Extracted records
====================

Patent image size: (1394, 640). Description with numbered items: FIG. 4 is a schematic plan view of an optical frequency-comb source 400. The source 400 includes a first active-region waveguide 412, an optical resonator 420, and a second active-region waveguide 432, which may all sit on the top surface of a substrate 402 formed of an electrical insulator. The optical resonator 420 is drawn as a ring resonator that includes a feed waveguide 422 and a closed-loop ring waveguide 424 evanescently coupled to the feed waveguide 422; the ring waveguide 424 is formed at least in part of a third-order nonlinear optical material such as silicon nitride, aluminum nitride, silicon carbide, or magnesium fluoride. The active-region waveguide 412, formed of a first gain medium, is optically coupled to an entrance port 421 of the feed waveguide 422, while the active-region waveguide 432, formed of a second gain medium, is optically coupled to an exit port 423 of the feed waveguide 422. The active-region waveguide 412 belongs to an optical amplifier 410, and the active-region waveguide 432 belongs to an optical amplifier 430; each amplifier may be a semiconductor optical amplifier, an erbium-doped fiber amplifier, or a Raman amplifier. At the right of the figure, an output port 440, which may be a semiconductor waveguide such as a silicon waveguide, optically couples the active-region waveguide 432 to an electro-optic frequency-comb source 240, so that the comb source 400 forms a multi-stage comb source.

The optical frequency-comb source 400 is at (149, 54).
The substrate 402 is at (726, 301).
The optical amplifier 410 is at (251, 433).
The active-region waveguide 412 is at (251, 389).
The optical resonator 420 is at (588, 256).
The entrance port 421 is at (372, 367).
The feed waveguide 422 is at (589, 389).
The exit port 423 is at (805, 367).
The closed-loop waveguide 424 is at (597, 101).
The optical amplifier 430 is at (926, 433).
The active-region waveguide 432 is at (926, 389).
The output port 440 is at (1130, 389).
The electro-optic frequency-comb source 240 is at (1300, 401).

====================

* _Problem to work on_: Arrange the lines above as a numbered list, skipping any blank lines.

* _Solution_:
1. Patent image size: (1394, 640). Description with numbered items: FIG. 4 is a schematic plan view of an optical frequency-comb source 400. The source 400 includes a first active-region waveguide 412, an optical resonator 420, and a second active-region waveguide 432, which may all sit on the top surface of a substrate 402 formed of an electrical insulator. The optical resonator 420 is drawn as a ring resonator that includes a feed waveguide 422 and a closed-loop ring waveguide 424 evanescently coupled to the feed waveguide 422; the ring waveguide 424 is formed at least in part of a third-order nonlinear optical material such as silicon nitride, aluminum nitride, silicon carbide, or magnesium fluoride. The active-region waveguide 412, formed of a first gain medium, is optically coupled to an entrance port 421 of the feed waveguide 422, while the active-region waveguide 432, formed of a second gain medium, is optically coupled to an exit port 423 of the feed waveguide 422. The active-region waveguide 412 belongs to an optical amplifier 410, and the active-region waveguide 432 belongs to an optical amplifier 430; each amplifier may be a semiconductor optical amplifier, an erbium-doped fiber amplifier, or a Raman amplifier. At the right of the figure, an output port 440, which may be a semiconductor waveguide such as a silicon waveguide, optically couples the active-region waveguide 432 to an electro-optic frequency-comb source 240, so that the comb source 400 forms a multi-stage comb source.
2. The optical frequency-comb source 400 is at (149, 54).
3. The substrate 402 is at (726, 301).
4. The optical amplifier 410 is at (251, 433).
5. The active-region waveguide 412 is at (251, 389).
6. The optical resonator 420 is at (588, 256).
7. The entrance port 421 is at (372, 367).
8. The feed waveguide 422 is at (589, 389).
9. The exit port 423 is at (805, 367).
10. The closed-loop waveguide 424 is at (597, 101).
11. The optical amplifier 430 is at (926, 433).
12. The active-region waveguide 432 is at (926, 389).
13. The output port 440 is at (1130, 389).
14. The electro-optic frequency-comb source 240 is at (1300, 401).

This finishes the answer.